**Exercise goal:**
Please give the number of lines in the records below where the word "this" occurs, and nothing else.

**Extracted data:**
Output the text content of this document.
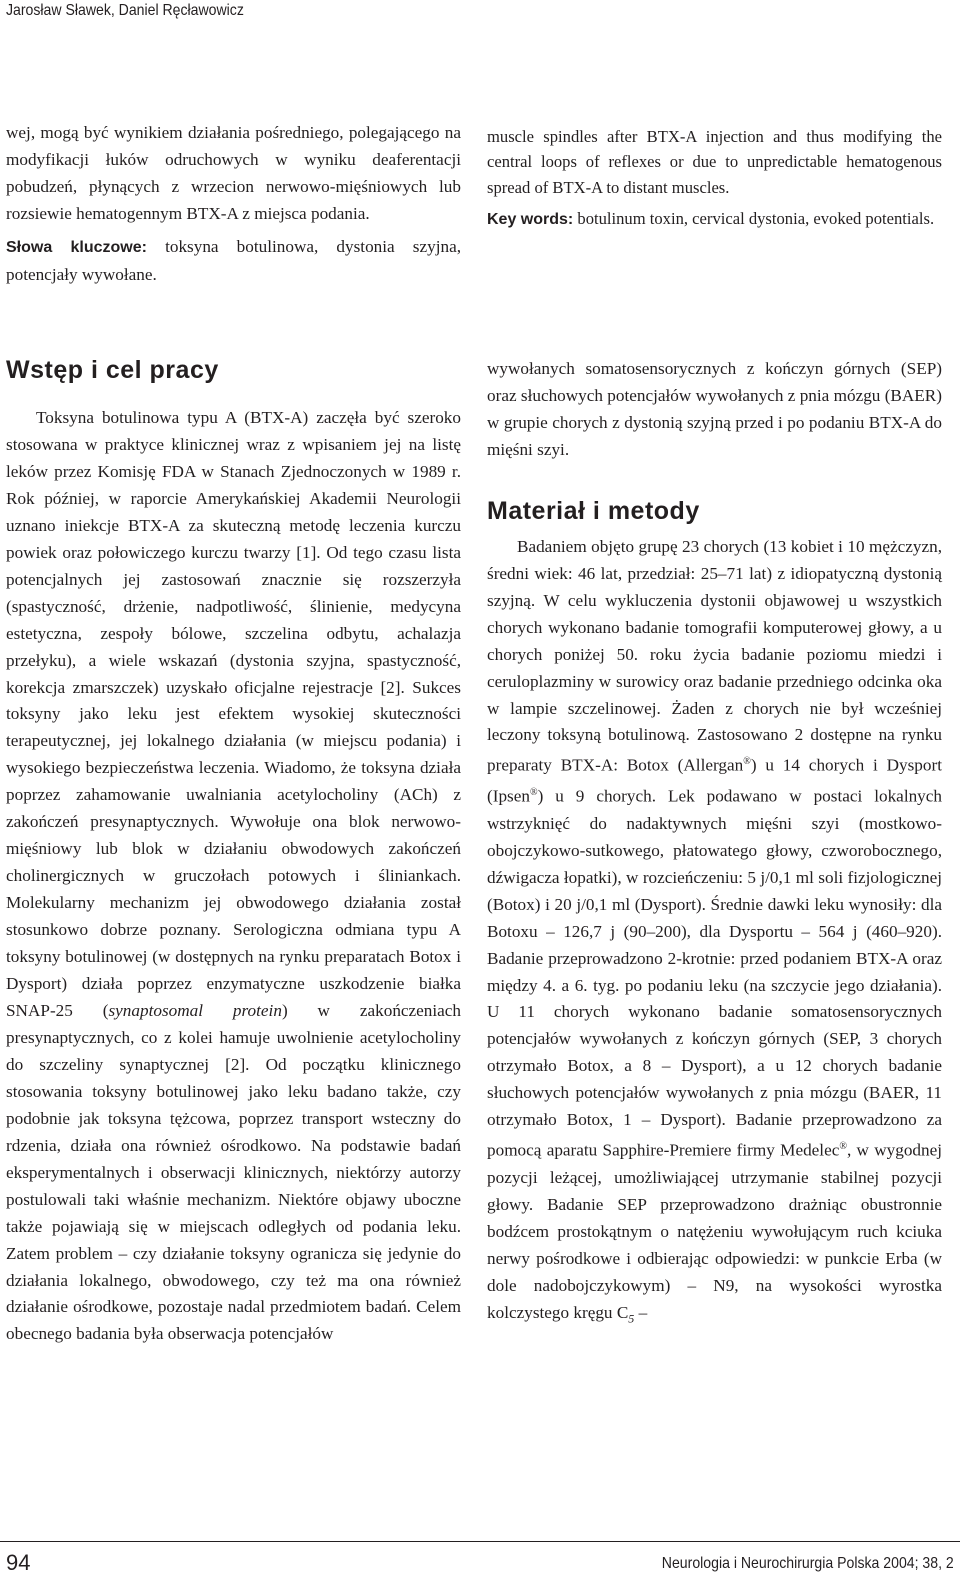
Jarosław Sławek, Daniel Ręcławowicz

wej, mogą być wynikiem działania pośredniego, polegającego na modyfikacji łuków odruchowych w wyniku deaferentacji pobudzeń, płynących z wrzecion nerwowo-mięśniowych lub rozsiewie hematogennym BTX-A z miejsca podania.

Słowa kluczowe: toksyna botulinowa, dystonia szyjna, potencjały wywołane.

muscle spindles after BTX-A injection and thus modifying the central loops of reflexes or due to unpredictable hematogenous spread of BTX-A to distant muscles.

Key words: botulinum toxin, cervical dystonia, evoked potentials.

Wstęp i cel pracy

Toksyna botulinowa typu A (BTX-A) zaczęła być szeroko stosowana w praktyce klinicznej wraz z wpisaniem jej na listę leków przez Komisję FDA w Stanach Zjednoczonych w 1989 r. Rok później, w raporcie Amerykańskiej Akademii Neurologii uznano iniekcje BTX-A za skuteczną metodę leczenia kurczu powiek oraz połowiczego kurczu twarzy [1]. Od tego czasu lista potencjalnych jej zastosowań znacznie się rozszerzyła (spastyczność, drżenie, nadpotliwość, ślinienie, medycyna estetyczna, zespoły bólowe, szczelina odbytu, achalazja przełyku), a wiele wskazań (dystonia szyjna, spastyczność, korekcja zmarszczek) uzyskało oficjalne rejestracje [2]. Sukces toksyny jako leku jest efektem wysokiej skuteczności terapeutycznej, jej lokalnego działania (w miejscu podania) i wysokiego bezpieczeństwa leczenia. Wiadomo, że toksyna działa poprzez zahamowanie uwalniania acetylocholiny (ACh) z zakończeń presynaptycznych. Wywołuje ona blok nerwowo-mięśniowy lub blok w działaniu obwodowych zakończeń cholinergicznych w gruczołach potowych i śliniankach. Molekularny mechanizm jej obwodowego działania został stosunkowo dobrze poznany. Serologiczna odmiana typu A toksyny botulinowej (w dostępnych na rynku preparatach Botox i Dysport) działa poprzez enzymatyczne uszkodzenie białka SNAP-25 (synaptosomal protein) w zakończeniach presynaptycznych, co z kolei hamuje uwolnienie acetylocholiny do szczeliny synaptycznej [2]. Od początku klinicznego stosowania toksyny botulinowej jako leku badano także, czy podobnie jak toksyna tężcowa, poprzez transport wsteczny do rdzenia, działa ona również ośrodkowo. Na podstawie badań eksperymentalnych i obserwacji klinicznych, niektórzy autorzy postulowali taki właśnie mechanizm. Niektóre objawy uboczne także pojawiają się w miejscach odległych od podania leku. Zatem problem – czy działanie toksyny ogranicza się jedynie do działania lokalnego, obwodowego, czy też ma ona również działanie ośrodkowe, pozostaje nadal przedmiotem badań. Celem obecnego badania była obserwacja potencjałów

wywołanych somatosensorycznych z kończyn górnych (SEP) oraz słuchowych potencjałów wywołanych z pnia mózgu (BAER) w grupie chorych z dystonią szyjną przed i po podaniu BTX-A do mięśni szyi.

Badaniem objęto grupę 23 chorych (13 kobiet i 10 mężczyzn, średni wiek: 46 lat, przedział: 25–71 lat) z idiopatyczną dystonią szyjną. W celu wykluczenia dystonii objawowej u wszystkich chorych wykonano badanie tomografii komputerowej głowy, a u chorych poniżej 50. roku życia badanie poziomu miedzi i ceruloplazminy w surowicy oraz badanie przedniego odcinka oka w lampie szczelinowej. Żaden z chorych nie był wcześniej leczony toksyną botulinową. Zastosowano 2 dostępne na rynku preparaty BTX-A: Botox (Allergan®) u 14 chorych i Dysport (Ipsen®) u 9 chorych. Lek podawano w postaci lokalnych wstrzyknięć do nadaktywnych mięśni szyi (mostkowo-obojczykowo-sutkowego, płatowatego głowy, czworobocznego, dźwigacza łopatki), w rozcieńczeniu: 5 j/0,1 ml soli fizjologicznej (Botox) i 20 j/0,1 ml (Dysport). Średnie dawki leku wynosiły: dla Botoxu – 126,7 j (90–200), dla Dysportu – 564 j (460–920). Badanie przeprowadzono 2-krotnie: przed podaniem BTX-A oraz między 4. a 6. tyg. po podaniu leku (na szczycie jego działania). U 11 chorych wykonano badanie somatosensorycznych potencjałów wywołanych z kończyn górnych (SEP, 3 chorych otrzymało Botox, a 8 – Dysport), a u 12 chorych badanie słuchowych potencjałów wywołanych z pnia mózgu (BAER, 11 otrzymało Botox, 1 – Dysport). Badanie przeprowadzono za pomocą aparatu Sapphire-Premiere firmy Medelec®, w wygodnej pozycji leżącej, umożliwiającej utrzymanie stabilnej pozycji głowy. Badanie SEP przeprowadzono drażniąc obustronnie bodźcem prostokątnym o natężeniu wywołującym ruch kciuka nerwy pośrodkowe i odbierając odpowiedzi: w punkcie Erba (w dole nadobojczykowym) – N9, na wysokości wyrostka kolczystego kręgu $C_5$ –

Materiał i metody
94	Neurologia i Neurochirurgia Polska 2004; 38, 2
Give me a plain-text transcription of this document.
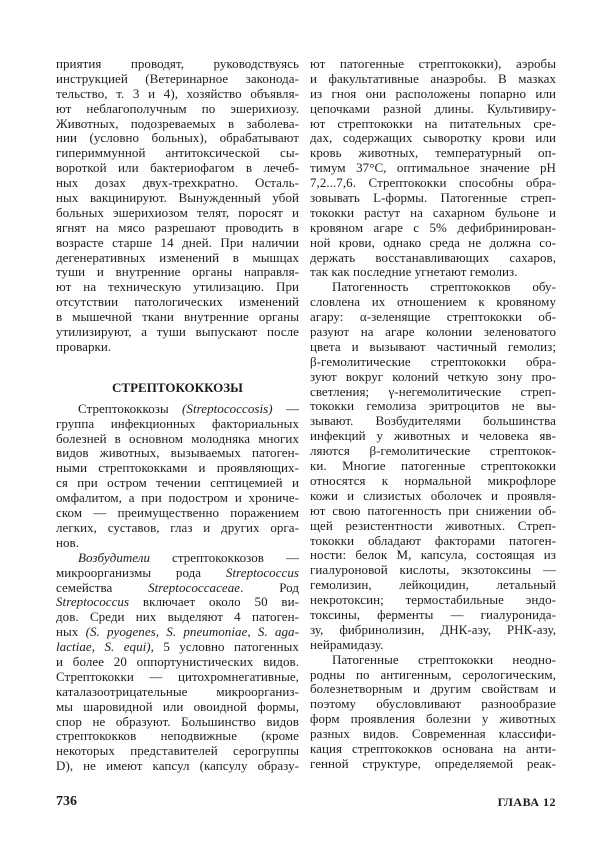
приятия проводят, руководствуясь
инструкцией (Ветеринарное законода-
тельство, т. 3 и 4), хозяйство объявля-
ют неблагополучным по эшерихиозу.
Животных, подозреваемых в заболева-
нии (условно больных), обрабатывают
гипериммунной антитоксической сы-
вороткой или бактериофагом в лечеб-
ных дозах двух-трехкратно. Осталь-
ных вакцинируют. Вынужденный убой
больных эшерихиозом телят, поросят и
ягнят на мясо разрешают проводить в
возрасте старше 14 дней. При наличии
дегенеративных изменений в мышцах
туши и внутренние органы направля-
ют на техническую утилизацию. При
отсутствии патологических изменений
в мышечной ткани внутренние органы
утилизируют, а туши выпускают после
проварки.
СТРЕПТОКОККОЗЫ
Стрептококкозы (Streptococcosis) —
группа инфекционных факториальных
болезней в основном молодняка многих
видов животных, вызываемых патоген-
ными стрептококками и проявляющих-
ся при остром течении септицемией и
омфалитом, а при подостром и хрониче-
ском — преимущественно поражением
легких, суставов, глаз и других орга-
нов.
Возбудители стрептококкозов —
микроорганизмы рода Streptococcus
семейства Streptococcaceae. Род
Streptococcus включает около 50 ви-
дов. Среди них выделяют 4 патоген-
ных (S. pyogenes, S. pneumoniae, S. aga-
lactiae, S. equi), 5 условно патогенных
и более 20 оппортунистических видов.
Стрептококки — цитохромнегативные,
каталазоотрицательные микроорганиз-
мы шаровидной или овоидной формы,
спор не образуют. Большинство видов
стрептококков неподвижные (кроме
некоторых представителей серогруппы
D), не имеют капсул (капсулу образу-
ют патогенные стрептококки), аэробы
и факультативные анаэробы. В мазках
из гноя они расположены попарно или
цепочками разной длины. Культивиру-
ют стрептококки на питательных сре-
дах, содержащих сыворотку крови или
кровь животных, температурный оп-
тимум 37°С, оптимальное значение рН
7,2...7,6. Стрептококки способны обра-
зовывать L-формы. Патогенные стреп-
тококки растут на сахарном бульоне и
кровяном агаре с 5% дефибринирован-
ной крови, однако среда не должна со-
держать восстанавливающих сахаров,
так как последние угнетают гемолиз.
Патогенность стрептококков обу-
словлена их отношением к кровяному
агару: α-зеленящие стрептококки об-
разуют на агаре колонии зеленоватого
цвета и вызывают частичный гемолиз;
β-гемолитические стрептококки обра-
зуют вокруг колоний четкую зону про-
светления; γ-негемолитические стреп-
тококки гемолиза эритроцитов не вы-
зывают. Возбудителями большинства
инфекций у животных и человека яв-
ляются β-гемолитические стрептокок-
ки. Многие патогенные стрептококки
относятся к нормальной микрофлоре
кожи и слизистых оболочек и проявля-
ют свою патогенность при снижении об-
щей резистентности животных. Стреп-
тококки обладают факторами патоген-
ности: белок М, капсула, состоящая из
гиалуроновой кислоты, экзотоксины —
гемолизин, лейкоцидин, летальный
некротоксин; термостабильные эндо-
токсины, ферменты — гиалуронида-
зу, фибринолизин, ДНК-азу, РНК-азу,
нейрамидазу.
Патогенные стрептококки неодно-
родны по антигенным, серологическим,
болезнетворным и другим свойствам и
поэтому обусловливают разнообразие
форм проявления болезни у животных
разных видов. Современная классифи-
кация стрептококков основана на анти-
генной структуре, определяемой реак-
736	ГЛАВА 12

**Solved exercise:**
2